━━━━━ Input rows ━━━━━

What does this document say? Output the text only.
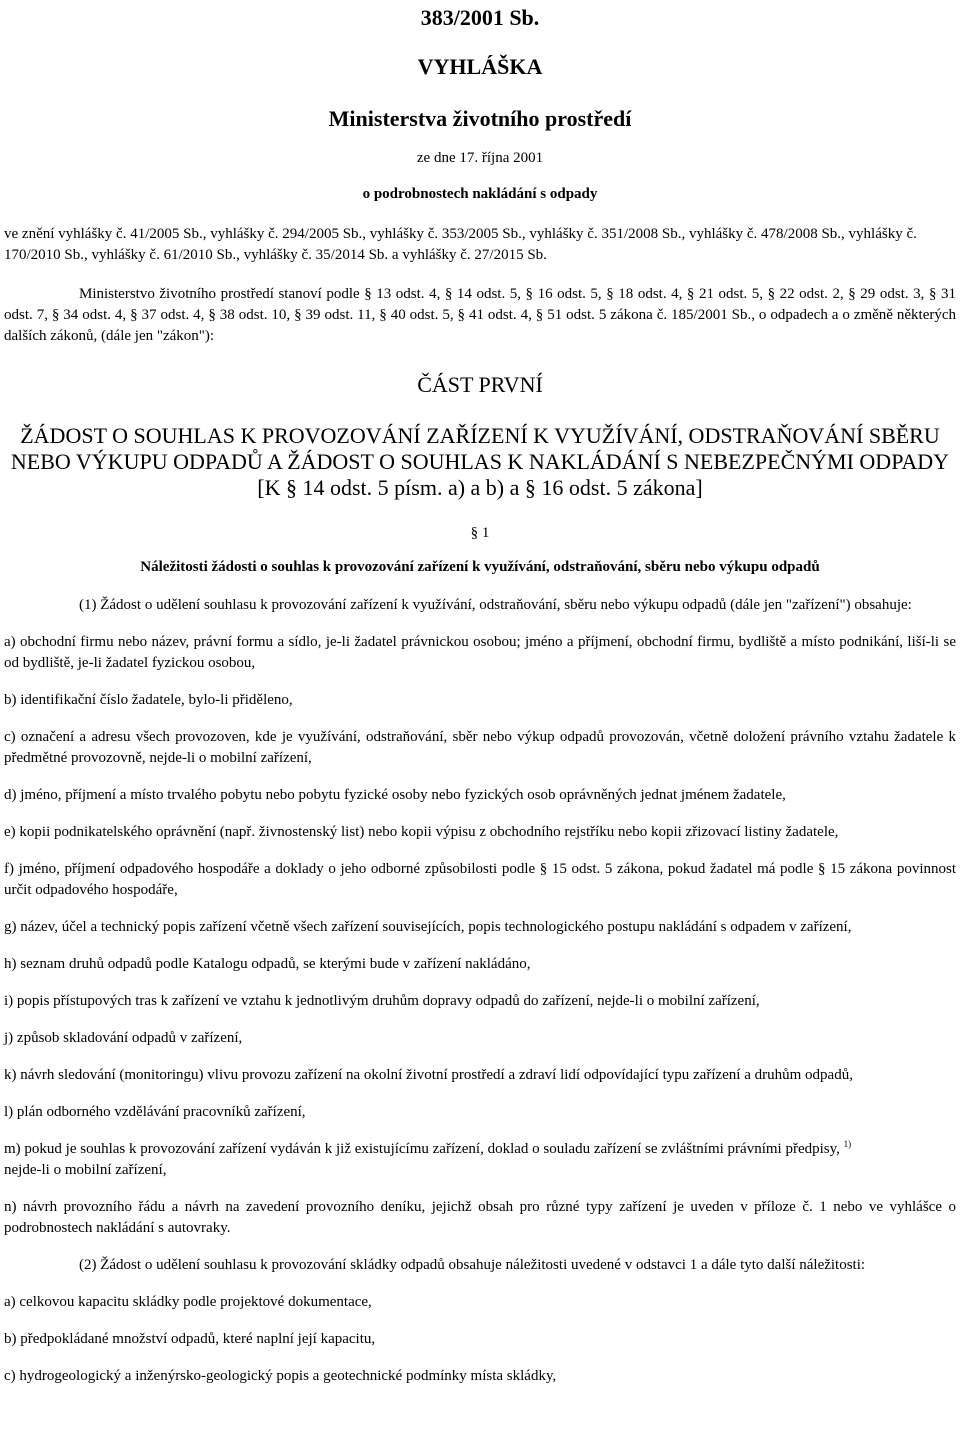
383/2001 Sb.
VYHLÁŠKA
Ministerstva životního prostředí
ze dne 17. října 2001
o podrobnostech nakládání s odpady
ve znění vyhlášky č. 41/2005 Sb., vyhlášky č. 294/2005 Sb., vyhlášky č. 353/2005 Sb., vyhlášky č. 351/2008 Sb., vyhlášky č. 478/2008 Sb., vyhlášky č. 170/2010 Sb., vyhlášky č. 61/2010 Sb., vyhlášky č. 35/2014 Sb. a vyhlášky č. 27/2015 Sb.
Ministerstvo životního prostředí stanoví podle § 13 odst. 4, § 14 odst. 5, § 16 odst. 5, § 18 odst. 4, § 21 odst. 5, § 22 odst. 2, § 29 odst. 3, § 31 odst. 7, § 34 odst. 4, § 37 odst. 4, § 38 odst. 10, § 39 odst. 11, § 40 odst. 5, § 41 odst. 4, § 51 odst. 5 zákona č. 185/2001 Sb., o odpadech a o změně některých dalších zákonů, (dále jen "zákon"):
ČÁST PRVNÍ
ŽÁDOST O SOUHLAS K PROVOZOVÁNÍ ZAŘÍZENÍ K VYUŽÍVÁNÍ, ODSTRAŇOVÁNÍ SBĚRU NEBO VÝKUPU ODPADŮ A ŽÁDOST O SOUHLAS K NAKLÁDÁNÍ S NEBEZPEČNÝMI ODPADY [K § 14 odst. 5 písm. a) a b) a § 16 odst. 5 zákona]
§ 1
Náležitosti žádosti o souhlas k provozování zařízení k využívání, odstraňování, sběru nebo výkupu odpadů
(1) Žádost o udělení souhlasu k provozování zařízení k využívání, odstraňování, sběru nebo výkupu odpadů (dále jen "zařízení") obsahuje:
a) obchodní firmu nebo název, právní formu a sídlo, je-li žadatel právnickou osobou; jméno a příjmení, obchodní firmu, bydliště a místo podnikání, liší-li se od bydliště, je-li žadatel fyzickou osobou,
b) identifikační číslo žadatele, bylo-li přiděleno,
c) označení a adresu všech provozoven, kde je využívání, odstraňování, sběr nebo výkup odpadů provozován, včetně doložení právního vztahu žadatele k předmětné provozovně, nejde-li o mobilní zařízení,
d) jméno, příjmení a místo trvalého pobytu nebo pobytu fyzické osoby nebo fyzických osob oprávněných jednat jménem žadatele,
e) kopii podnikatelského oprávnění (např. živnostenský list) nebo kopii výpisu z obchodního rejstříku nebo kopii zřizovací listiny žadatele,
f) jméno, příjmení odpadového hospodáře a doklady o jeho odborné způsobilosti podle § 15 odst. 5 zákona, pokud žadatel má podle § 15 zákona povinnost určit odpadového hospodáře,
g) název, účel a technický popis zařízení včetně všech zařízení souvisejících, popis technologického postupu nakládání s odpadem v zařízení,
h) seznam druhů odpadů podle Katalogu odpadů, se kterými bude v zařízení nakládáno,
i) popis přístupových tras k zařízení ve vztahu k jednotlivým druhům dopravy odpadů do zařízení, nejde-li o mobilní zařízení,
j) způsob skladování odpadů v zařízení,
k) návrh sledování (monitoringu) vlivu provozu zařízení na okolní životní prostředí a zdraví lidí odpovídající typu zařízení a druhům odpadů,
l) plán odborného vzdělávání pracovníků zařízení,
m) pokud je souhlas k provozování zařízení vydáván k již existujícímu zařízení, doklad o souladu zařízení se zvláštními právními předpisy, $^{1)}$
nejde-li o mobilní zařízení,
n) návrh provozního řádu a návrh na zavedení provozního deníku, jejichž obsah pro různé typy zařízení je uveden v příloze č. 1 nebo ve vyhlášce o podrobnostech nakládání s autovraky.
(2) Žádost o udělení souhlasu k provozování skládky odpadů obsahuje náležitosti uvedené v odstavci 1 a dále tyto další náležitosti:
a) celkovou kapacitu skládky podle projektové dokumentace,
b) předpokládané množství odpadů, které naplní její kapacitu,
c) hydrogeologický a inženýrsko-geologický popis a geotechnické podmínky místa skládky,
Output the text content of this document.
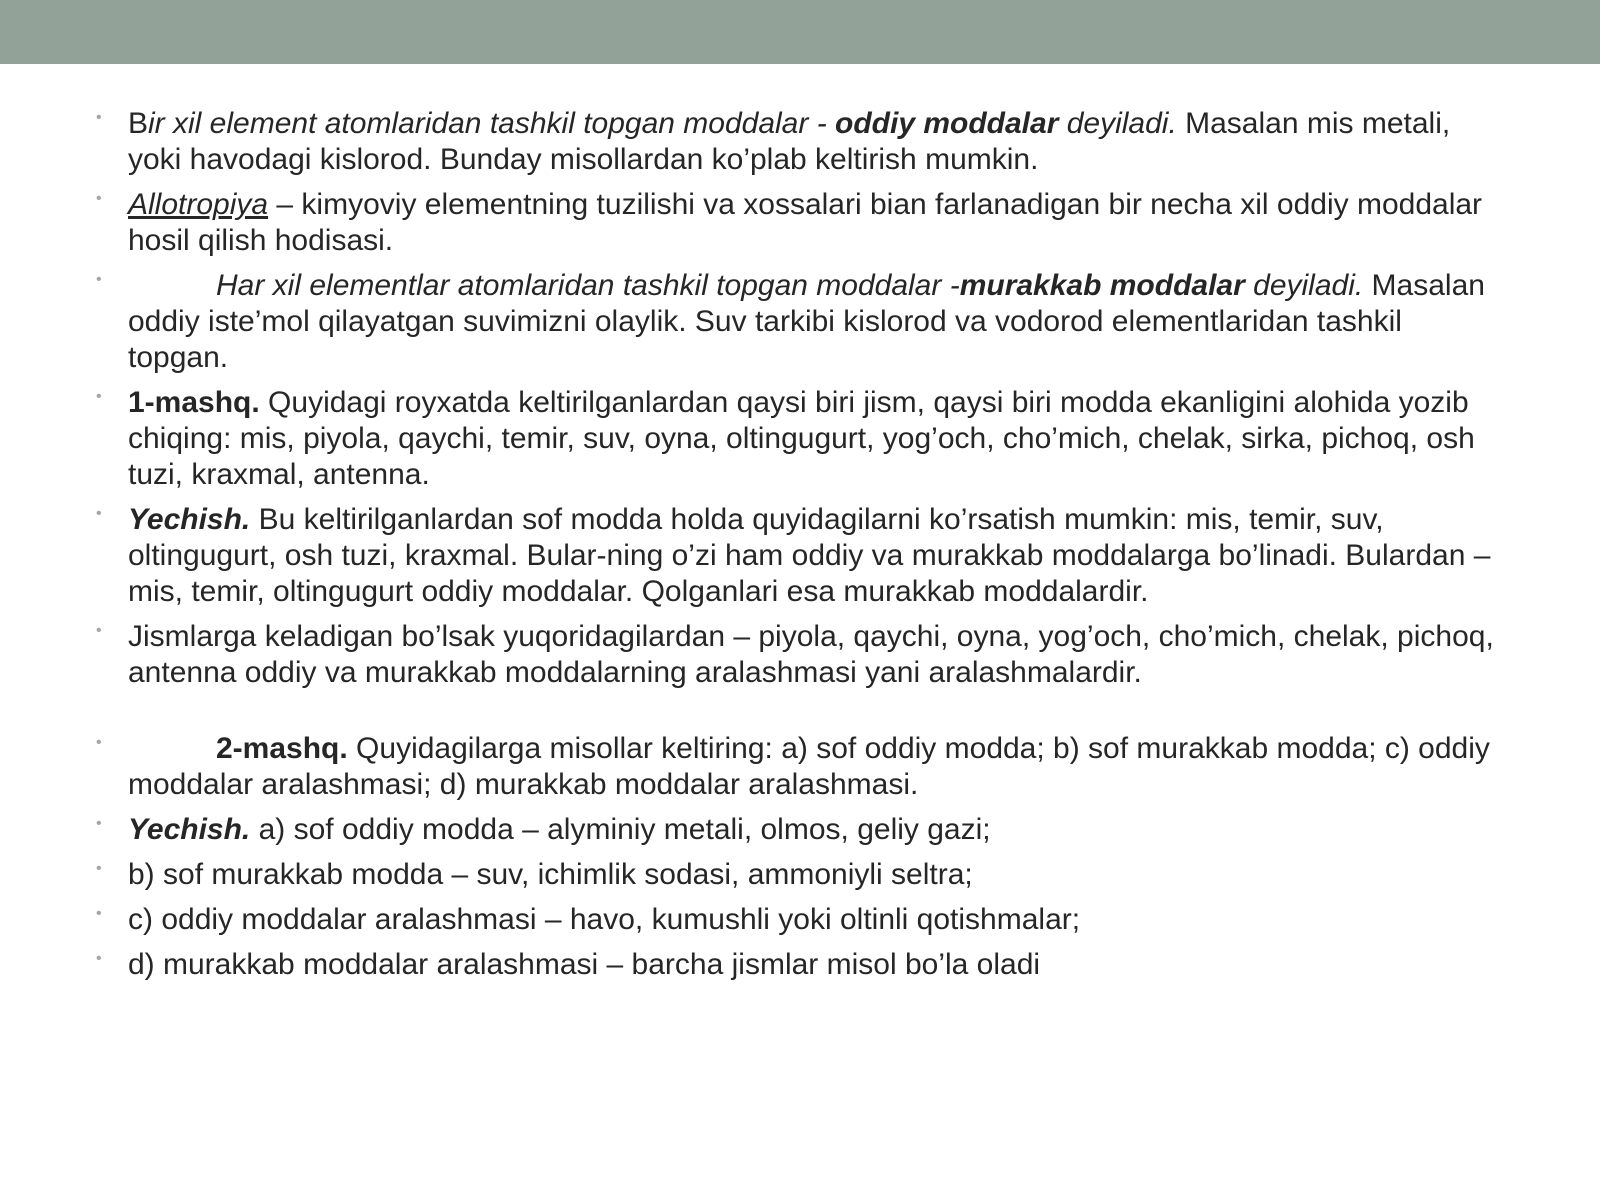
• Bir xil element atomlaridan tashkil topgan moddalar - oddiy moddalar deyiladi. Masalan mis metali, yoki havodagi kislorod. Bunday misollardan ko’plab keltirish mumkin.
• Allotropiya – kimyoviy elementning tuzilishi va xossalari bian farlanadigan bir necha xil oddiy moddalar hosil qilish hodisasi.
•	Har xil elementlar atomlaridan tashkil topgan moddalar -murakkab moddalar deyiladi. Masalan oddiy iste’mol qilayatgan suvimizni olaylik. Suv tarkibi kislorod va vodorod elementlaridan tashkil topgan.
• 1-mashq. Quyidagi royxatda keltirilganlardan qaysi biri jism, qaysi biri modda ekanligini alohida yozib chiqing: mis, piyola, qaychi, temir, suv, oyna, oltingugurt, yog’och, cho’mich, chelak, sirka, pichoq, osh tuzi, kraxmal, antenna.
• Yechish. Bu keltirilganlardan sof modda holda quyidagilarni ko’rsatish mumkin: mis, temir, suv, oltingugurt, osh tuzi, kraxmal. Bular-ning o’zi ham oddiy va murakkab moddalarga bo’linadi. Bulardan – mis, temir, oltingugurt oddiy moddalar. Qolganlari esa murakkab moddalardir.
• Jismlarga keladigan bo’lsak yuqoridagilardan – piyola, qaychi, oyna, yog’och, cho’mich, chelak, pichoq, antenna oddiy va murakkab moddalarning aralashmasi yani aralashmalardir.
•	2-mashq. Quyidagilarga misollar keltiring: a) sof oddiy modda; b) sof murakkab modda; c) oddiy moddalar aralashmasi; d) murakkab moddalar aralashmasi.
• Yechish. a) sof oddiy modda – alyminiy metali, olmos, geliy gazi;
• b) sof murakkab modda – suv, ichimlik sodasi, ammoniyli seltra;
• c) oddiy moddalar aralashmasi – havo, kumushli yoki oltinli qotishmalar;
• d) murakkab moddalar aralashmasi – barcha jismlar misol bo’la oladi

━━━━━

• _Exercise instructions_:
The data should be printed again unchanged; leave its pictures out.

• _Answer in full_:
What does this document say? Output the text only.
383/2001 Sb.
VYHLÁŠKA
Ministerstva životního prostředí
ze dne 17. října 2001
o podrobnostech nakládání s odpady
ve znění vyhlášky č. 41/2005 Sb., vyhlášky č. 294/2005 Sb., vyhlášky č. 353/2005 Sb., vyhlášky č. 351/2008 Sb., vyhlášky č. 478/2008 Sb., vyhlášky č. 170/2010 Sb., vyhlášky č. 61/2010 Sb., vyhlášky č. 35/2014 Sb. a vyhlášky č. 27/2015 Sb.
Ministerstvo životního prostředí stanoví podle § 13 odst. 4, § 14 odst. 5, § 16 odst. 5, § 18 odst. 4, § 21 odst. 5, § 22 odst. 2, § 29 odst. 3, § 31 odst. 7, § 34 odst. 4, § 37 odst. 4, § 38 odst. 10, § 39 odst. 11, § 40 odst. 5, § 41 odst. 4, § 51 odst. 5 zákona č. 185/2001 Sb., o odpadech a o změně některých dalších zákonů, (dále jen "zákon"):
ČÁST PRVNÍ
ŽÁDOST O SOUHLAS K PROVOZOVÁNÍ ZAŘÍZENÍ K VYUŽÍVÁNÍ, ODSTRAŇOVÁNÍ SBĚRU NEBO VÝKUPU ODPADŮ A ŽÁDOST O SOUHLAS K NAKLÁDÁNÍ S NEBEZPEČNÝMI ODPADY [K § 14 odst. 5 písm. a) a b) a § 16 odst. 5 zákona]
§ 1
Náležitosti žádosti o souhlas k provozování zařízení k využívání, odstraňování, sběru nebo výkupu odpadů
(1) Žádost o udělení souhlasu k provozování zařízení k využívání, odstraňování, sběru nebo výkupu odpadů (dále jen "zařízení") obsahuje:
a) obchodní firmu nebo název, právní formu a sídlo, je-li žadatel právnickou osobou; jméno a příjmení, obchodní firmu, bydliště a místo podnikání, liší-li se od bydliště, je-li žadatel fyzickou osobou,
b) identifikační číslo žadatele, bylo-li přiděleno,
c) označení a adresu všech provozoven, kde je využívání, odstraňování, sběr nebo výkup odpadů provozován, včetně doložení právního vztahu žadatele k předmětné provozovně, nejde-li o mobilní zařízení,
d) jméno, příjmení a místo trvalého pobytu nebo pobytu fyzické osoby nebo fyzických osob oprávněných jednat jménem žadatele,
e) kopii podnikatelského oprávnění (např. živnostenský list) nebo kopii výpisu z obchodního rejstříku nebo kopii zřizovací listiny žadatele,
f) jméno, příjmení odpadového hospodáře a doklady o jeho odborné způsobilosti podle § 15 odst. 5 zákona, pokud žadatel má podle § 15 zákona povinnost určit odpadového hospodáře,
g) název, účel a technický popis zařízení včetně všech zařízení souvisejících, popis technologického postupu nakládání s odpadem v zařízení,
h) seznam druhů odpadů podle Katalogu odpadů, se kterými bude v zařízení nakládáno,
i) popis přístupových tras k zařízení ve vztahu k jednotlivým druhům dopravy odpadů do zařízení, nejde-li o mobilní zařízení,
j) způsob skladování odpadů v zařízení,
k) návrh sledování (monitoringu) vlivu provozu zařízení na okolní životní prostředí a zdraví lidí odpovídající typu zařízení a druhům odpadů,
l) plán odborného vzdělávání pracovníků zařízení,
m) pokud je souhlas k provozování zařízení vydáván k již existujícímu zařízení, doklad o souladu zařízení se zvláštními právními předpisy, $^{1)}$
nejde-li o mobilní zařízení,
n) návrh provozního řádu a návrh na zavedení provozního deníku, jejichž obsah pro různé typy zařízení je uveden v příloze č. 1 nebo ve vyhlášce o podrobnostech nakládání s autovraky.
(2) Žádost o udělení souhlasu k provozování skládky odpadů obsahuje náležitosti uvedené v odstavci 1 a dále tyto další náležitosti:
a) celkovou kapacitu skládky podle projektové dokumentace,
b) předpokládané množství odpadů, které naplní její kapacitu,
c) hydrogeologický a inženýrsko-geologický popis a geotechnické podmínky místa skládky,
Output the text content of this document.
• Bir xil element atomlaridan tashkil topgan moddalar - oddiy moddalar deyiladi. Masalan mis metali, yoki havodagi kislorod. Bunday misollardan ko’plab keltirish mumkin.
• Allotropiya – kimyoviy elementning tuzilishi va xossalari bian farlanadigan bir necha xil oddiy moddalar hosil qilish hodisasi.
•	Har xil elementlar atomlaridan tashkil topgan moddalar -murakkab moddalar deyiladi. Masalan oddiy iste’mol qilayatgan suvimizni olaylik. Suv tarkibi kislorod va vodorod elementlaridan tashkil topgan.
• 1-mashq. Quyidagi royxatda keltirilganlardan qaysi biri jism, qaysi biri modda ekanligini alohida yozib chiqing: mis, piyola, qaychi, temir, suv, oyna, oltingugurt, yog’och, cho’mich, chelak, sirka, pichoq, osh tuzi, kraxmal, antenna.
• Yechish. Bu keltirilganlardan sof modda holda quyidagilarni ko’rsatish mumkin: mis, temir, suv, oltingugurt, osh tuzi, kraxmal. Bular-ning o’zi ham oddiy va murakkab moddalarga bo’linadi. Bulardan – mis, temir, oltingugurt oddiy moddalar. Qolganlari esa murakkab moddalardir.
• Jismlarga keladigan bo’lsak yuqoridagilardan – piyola, qaychi, oyna, yog’och, cho’mich, chelak, pichoq, antenna oddiy va murakkab moddalarning aralashmasi yani aralashmalardir.
•	2-mashq. Quyidagilarga misollar keltiring: a) sof oddiy modda; b) sof murakkab modda; c) oddiy moddalar aralashmasi; d) murakkab moddalar aralashmasi.
• Yechish. a) sof oddiy modda – alyminiy metali, olmos, geliy gazi;
• b) sof murakkab modda – suv, ichimlik sodasi, ammoniyli seltra;
• c) oddiy moddalar aralashmasi – havo, kumushli yoki oltinli qotishmalar;
• d) murakkab moddalar aralashmasi – barcha jismlar misol bo’la oladi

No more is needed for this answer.